◆ Data shown ◆
-- START --
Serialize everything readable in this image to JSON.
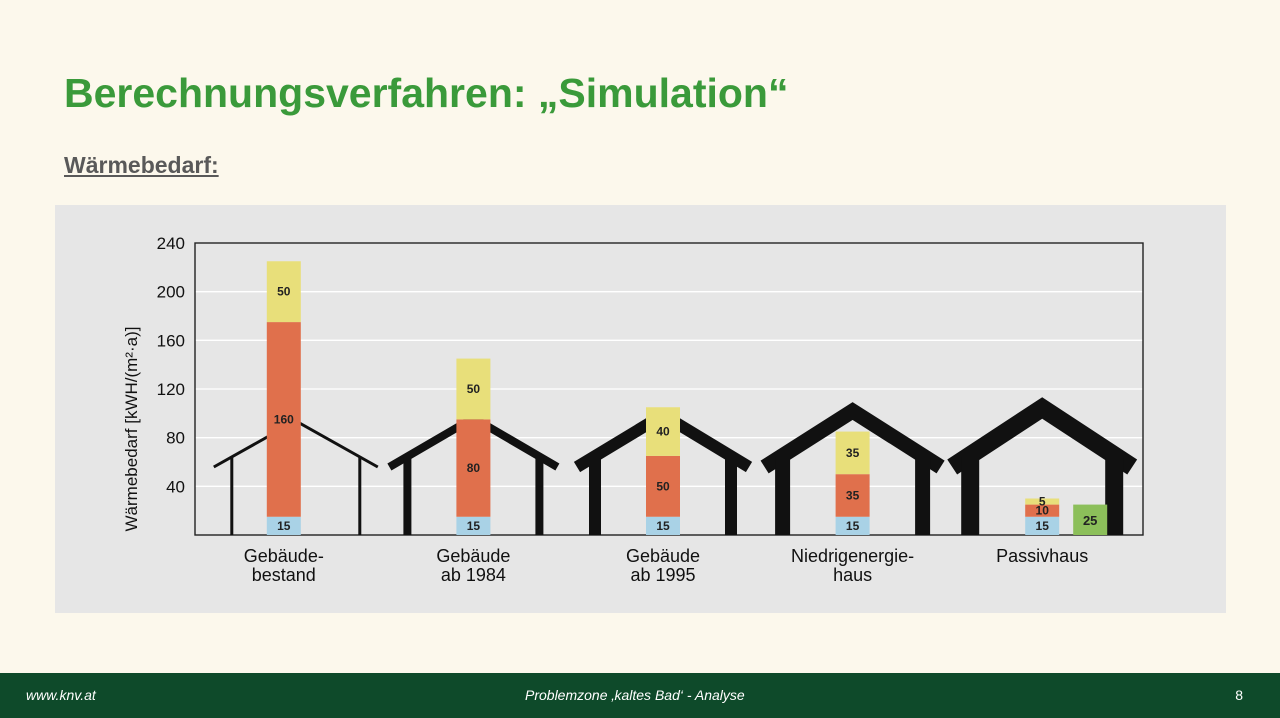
{
  "slide": {
    "title": "Berechnungsverfahren: „Simulation“",
    "subtitle": "Wärmebedarf:"
  },
  "footer": {
    "url": "www.knv.at",
    "center_text": "Problemzone ‚kaltes Bad‘ - Analyse",
    "page_number": "8"
  },
  "colors": {
    "title": "#3a9a3a",
    "footer_bg": "#0e4a2a",
    "chart_bg": "#e6e6e6",
    "segment_blue": "#a9d2e6",
    "segment_orange": "#e0704c",
    "segment_yellow": "#e8df7a",
    "segment_green": "#8cbf5a",
    "house_outline": "#111111"
  },
  "chart_data": {
    "type": "bar",
    "stacked": true,
    "ylabel": "Wärmebedarf [kWH/(m²·a)]",
    "ylim": [
      0,
      240
    ],
    "yticks": [
      40,
      80,
      120,
      160,
      200,
      240
    ],
    "grid": true,
    "categories": [
      {
        "line1": "Gebäude-",
        "line2": "bestand"
      },
      {
        "line1": "Gebäude",
        "line2": "ab 1984"
      },
      {
        "line1": "Gebäude",
        "line2": "ab 1995"
      },
      {
        "line1": "Niedrigenergie-",
        "line2": "haus"
      },
      {
        "line1": "Passivhaus",
        "line2": ""
      }
    ],
    "series": [
      {
        "color": "#a9d2e6",
        "values": [
          15,
          15,
          15,
          15,
          15
        ]
      },
      {
        "color": "#e0704c",
        "values": [
          160,
          80,
          50,
          35,
          10
        ]
      },
      {
        "color": "#e8df7a",
        "values": [
          50,
          50,
          40,
          35,
          5
        ]
      }
    ],
    "extra_bars": [
      {
        "category_index": 4,
        "value": 25,
        "color": "#8cbf5a"
      }
    ]
  }
}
-- END --
◆ Objective ◆
Extract the text of all the records above verbatim, excluding pictures.

◆ Exercise response ◆
Serialize everything readable in this image to JSON.
{
  "slide": {
    "title": "Berechnungsverfahren: „Simulation“",
    "subtitle": "Wärmebedarf:"
  },
  "footer": {
    "url": "www.knv.at",
    "center_text": "Problemzone ‚kaltes Bad‘ - Analyse",
    "page_number": "8"
  },
  "colors": {
    "title": "#3a9a3a",
    "footer_bg": "#0e4a2a",
    "chart_bg": "#e6e6e6",
    "segment_blue": "#a9d2e6",
    "segment_orange": "#e0704c",
    "segment_yellow": "#e8df7a",
    "segment_green": "#8cbf5a",
    "house_outline": "#111111"
  },
  "chart_data": {
    "type": "bar",
    "stacked": true,
    "ylabel": "Wärmebedarf [kWH/(m²·a)]",
    "ylim": [
      0,
      240
    ],
    "yticks": [
      40,
      80,
      120,
      160,
      200,
      240
    ],
    "grid": true,
    "categories": [
      {
        "line1": "Gebäude-",
        "line2": "bestand"
      },
      {
        "line1": "Gebäude",
        "line2": "ab 1984"
      },
      {
        "line1": "Gebäude",
        "line2": "ab 1995"
      },
      {
        "line1": "Niedrigenergie-",
        "line2": "haus"
      },
      {
        "line1": "Passivhaus",
        "line2": ""
      }
    ],
    "series": [
      {
        "color": "#a9d2e6",
        "values": [
          15,
          15,
          15,
          15,
          15
        ]
      },
      {
        "color": "#e0704c",
        "values": [
          160,
          80,
          50,
          35,
          10
        ]
      },
      {
        "color": "#e8df7a",
        "values": [
          50,
          50,
          40,
          35,
          5
        ]
      }
    ],
    "extra_bars": [
      {
        "category_index": 4,
        "value": 25,
        "color": "#8cbf5a"
      }
    ]
  }
}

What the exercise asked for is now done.